#### Dataset excerpts

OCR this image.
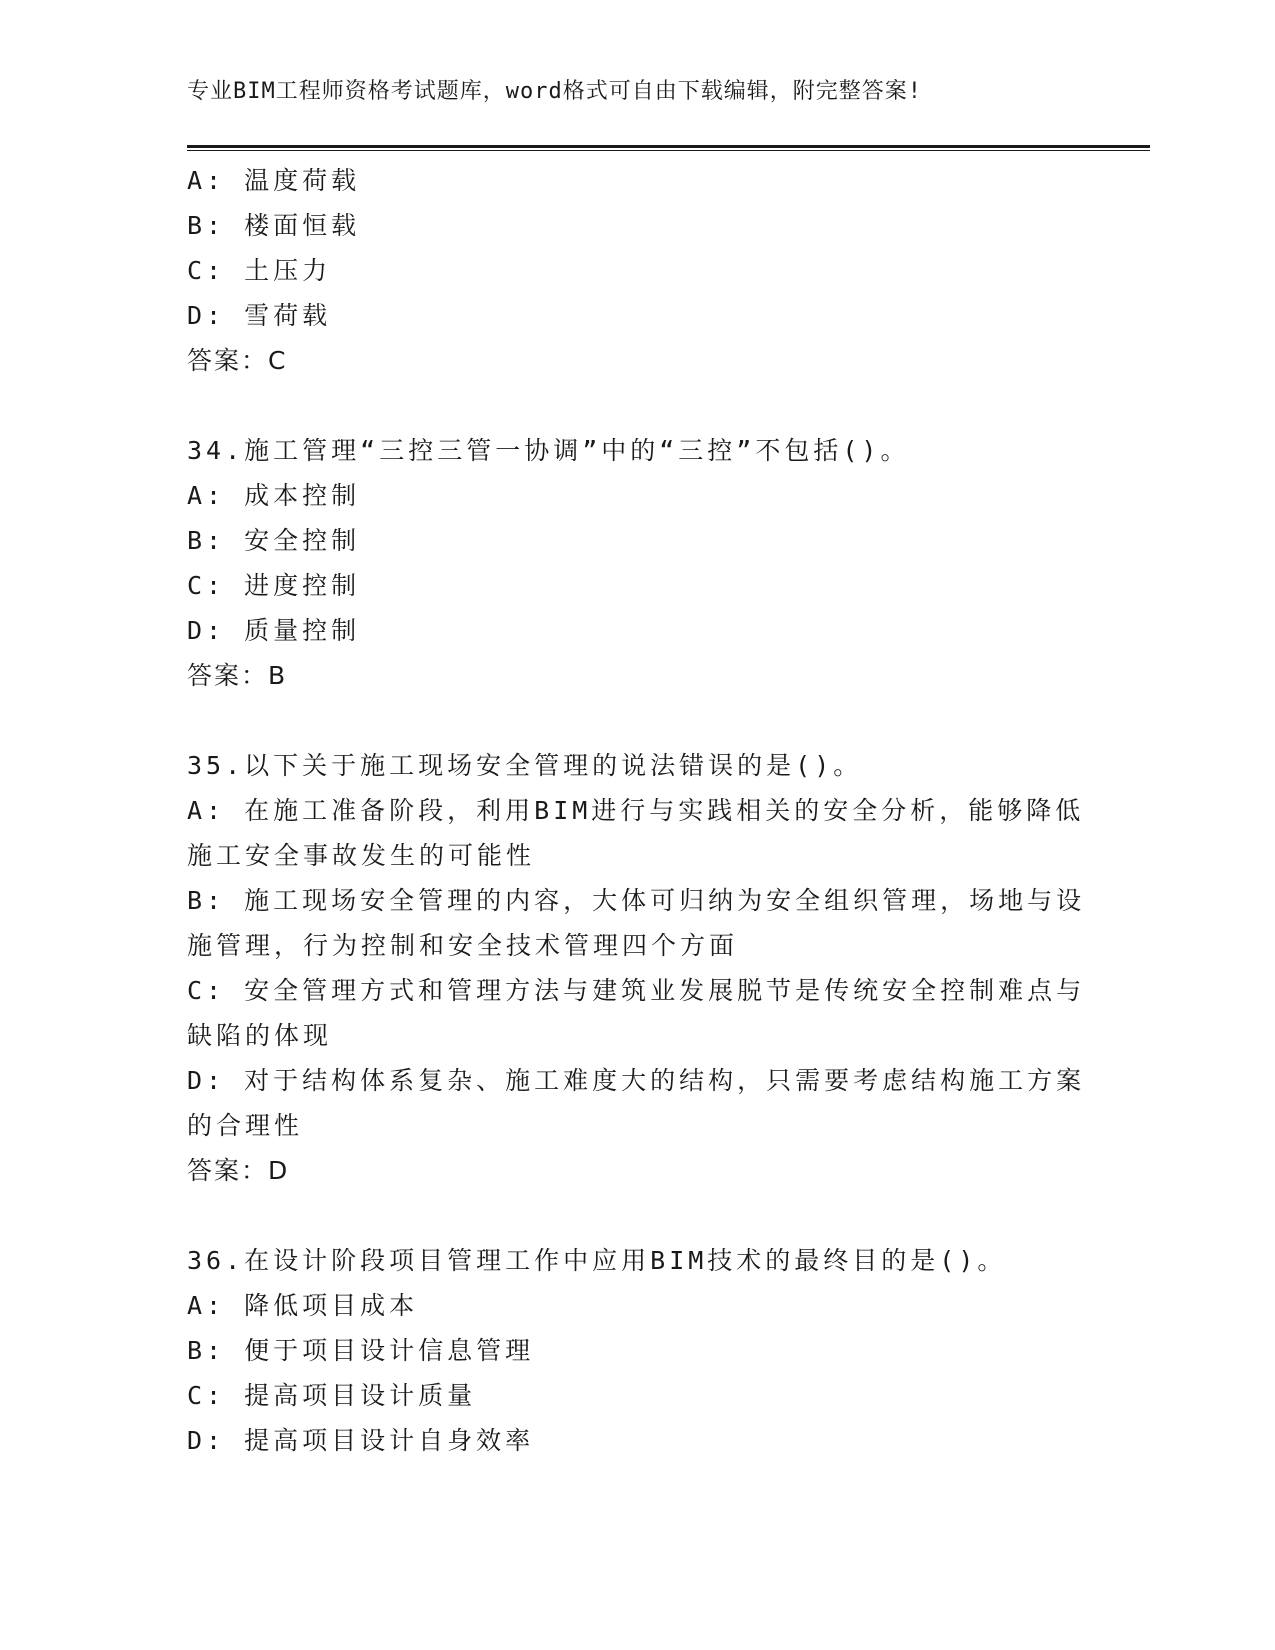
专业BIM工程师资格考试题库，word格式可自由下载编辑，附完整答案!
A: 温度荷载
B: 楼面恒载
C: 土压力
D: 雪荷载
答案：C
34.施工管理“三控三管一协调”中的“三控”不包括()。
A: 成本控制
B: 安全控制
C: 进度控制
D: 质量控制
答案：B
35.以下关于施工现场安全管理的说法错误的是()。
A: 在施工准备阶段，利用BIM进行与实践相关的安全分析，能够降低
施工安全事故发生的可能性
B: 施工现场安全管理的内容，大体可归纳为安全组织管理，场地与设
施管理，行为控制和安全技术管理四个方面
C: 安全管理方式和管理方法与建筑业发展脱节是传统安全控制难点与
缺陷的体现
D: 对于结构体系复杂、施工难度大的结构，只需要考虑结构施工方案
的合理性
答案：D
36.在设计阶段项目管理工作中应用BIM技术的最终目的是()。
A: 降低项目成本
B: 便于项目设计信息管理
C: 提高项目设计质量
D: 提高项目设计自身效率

########

Requirements: Copy the records word for word, leaving no picture in the copy.

Task result:
OCR this image.
专业BIM工程师资格考试题库，word格式可自由下载编辑，附完整答案!
A: 温度荷载
B: 楼面恒载
C: 土压力
D: 雪荷载
答案：C
34.施工管理“三控三管一协调”中的“三控”不包括()。
A: 成本控制
B: 安全控制
C: 进度控制
D: 质量控制
答案：B
35.以下关于施工现场安全管理的说法错误的是()。
A: 在施工准备阶段，利用BIM进行与实践相关的安全分析，能够降低
施工安全事故发生的可能性
B: 施工现场安全管理的内容，大体可归纳为安全组织管理，场地与设
施管理，行为控制和安全技术管理四个方面
C: 安全管理方式和管理方法与建筑业发展脱节是传统安全控制难点与
缺陷的体现
D: 对于结构体系复杂、施工难度大的结构，只需要考虑结构施工方案
的合理性
答案：D
36.在设计阶段项目管理工作中应用BIM技术的最终目的是()。
A: 降低项目成本
B: 便于项目设计信息管理
C: 提高项目设计质量
D: 提高项目设计自身效率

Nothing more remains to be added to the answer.